Work to do: Show each line of the material below that contains the string "license".

Available data:
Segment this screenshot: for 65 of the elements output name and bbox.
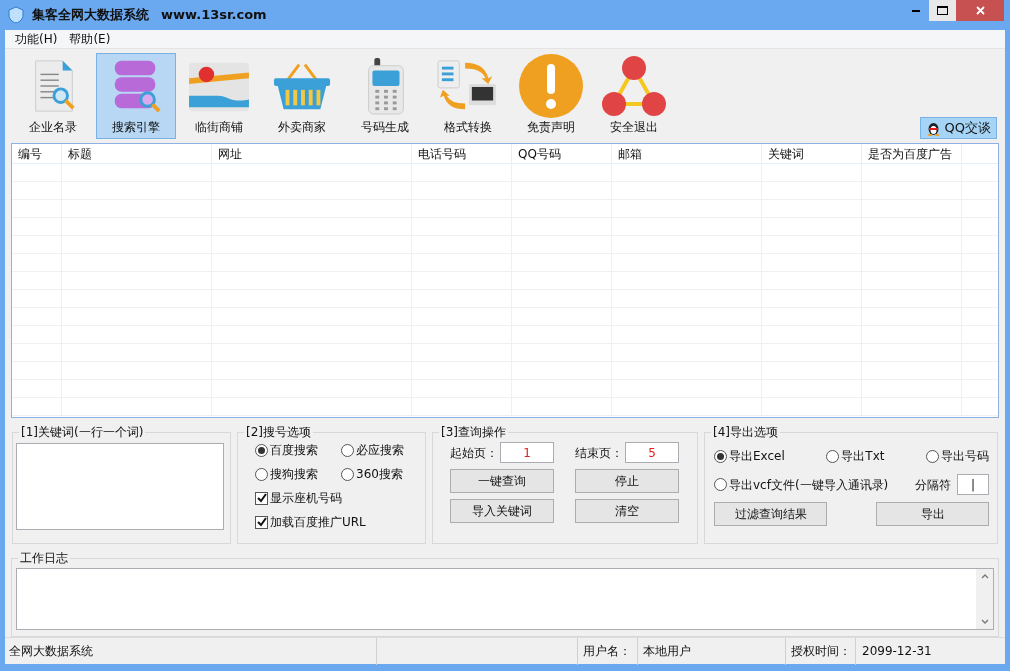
start-page-field[interactable]: 1 [500, 442, 554, 463]
window-site: www.13sr.com [161, 6, 267, 25]
column-header[interactable]: 编号 [12, 144, 62, 163]
toolbar-button[interactable]: 格式转换 [428, 53, 508, 139]
toolbar-button[interactable]: 搜索引擎 [96, 53, 176, 139]
column-header[interactable]: 邮箱 [612, 144, 762, 163]
status-user-label: 用户名： [578, 637, 638, 665]
push-button[interactable]: 导入关键词 [450, 499, 554, 523]
column-header[interactable]: 网址 [212, 144, 412, 163]
end-page-field[interactable]: 5 [625, 442, 679, 463]
group-title: [4]导出选项 [711, 424, 780, 440]
status-license: 2099-12-31 [861, 642, 932, 660]
radio-option[interactable]: 导出vcf文件(一键导入通讯录) [714, 475, 889, 494]
log-field[interactable] [16, 568, 994, 630]
toolbar-button[interactable]: 企业名录 [13, 53, 93, 139]
group-title: [1]关键词(一行一个词) [19, 424, 146, 440]
column-header[interactable]: 电话号码 [412, 144, 512, 163]
radio-option[interactable]: 360搜索 [341, 465, 421, 483]
push-button[interactable]: 过滤查询结果 [714, 502, 827, 526]
radio-option[interactable]: 导出号码 [926, 447, 989, 465]
toolbar-button[interactable]: 号码生成 [345, 53, 425, 139]
radio-option[interactable]: 导出Txt [826, 447, 885, 465]
group-title: [3]查询操作 [439, 424, 508, 440]
network-nodes-icon [601, 55, 667, 117]
menu-item[interactable]: 功能(H) [15, 30, 58, 49]
start-page-label: 起始页： [450, 444, 499, 462]
close-icon [975, 6, 985, 15]
push-button[interactable]: 一键查询 [450, 469, 554, 493]
keywords-field[interactable] [16, 443, 224, 530]
toolbar-button[interactable]: 外卖商家 [262, 53, 342, 139]
scroll-down-icon[interactable] [980, 619, 989, 625]
separator-field[interactable]: | [957, 474, 989, 495]
toolbar-button[interactable]: 安全退出 [594, 53, 674, 139]
toolbar-button[interactable]: 免责声明 [511, 53, 591, 139]
column-header[interactable]: 是否为百度广告 [862, 144, 962, 163]
column-header[interactable]: 标题 [62, 144, 212, 163]
status-app-name: 全网大数据系统 [5, 637, 377, 665]
push-button[interactable]: 导出 [876, 502, 989, 526]
push-button[interactable]: 清空 [575, 499, 679, 523]
window-title: 集客全网大数据系统 [32, 6, 149, 25]
radio-option[interactable]: 必应搜索 [341, 441, 421, 459]
maximize-button[interactable] [929, 0, 956, 21]
qq-chat-button[interactable]: QQ交谈 [919, 117, 997, 139]
toolbar-button[interactable]: 临街商铺 [179, 53, 259, 139]
checkbox-option[interactable]: 加载百度推广URL [255, 513, 425, 531]
column-header[interactable]: QQ号码 [512, 144, 612, 163]
close-button[interactable] [956, 0, 1004, 21]
scroll-up-icon[interactable] [980, 573, 989, 579]
menu-item[interactable]: 帮助(E) [69, 30, 111, 49]
column-header[interactable]: 关键词 [762, 144, 862, 163]
push-button[interactable]: 停止 [575, 469, 679, 493]
group-title: [2]搜号选项 [244, 424, 313, 440]
scrollbar[interactable] [976, 569, 993, 629]
radio-option[interactable]: 导出Excel [714, 447, 785, 465]
status-license-label: 授权时间： [786, 637, 856, 665]
radio-option[interactable]: 搜狗搜索 [255, 465, 341, 483]
group-title: 工作日志 [18, 550, 70, 566]
checkbox-option[interactable]: 显示座机号码 [255, 489, 425, 507]
warning-icon [519, 54, 583, 118]
penguin-icon [925, 120, 941, 136]
radio-option[interactable]: 百度搜索 [255, 441, 341, 459]
shield-logo-icon [8, 6, 24, 24]
separator-label: 分隔符 [915, 476, 951, 494]
end-page-label: 结束页： [575, 444, 624, 462]
status-user: 本地用户 [638, 637, 786, 665]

Correct answer:
status-license: 2099-12-31 [861, 642, 932, 660]
status-license-label: 授权时间： [786, 637, 856, 665]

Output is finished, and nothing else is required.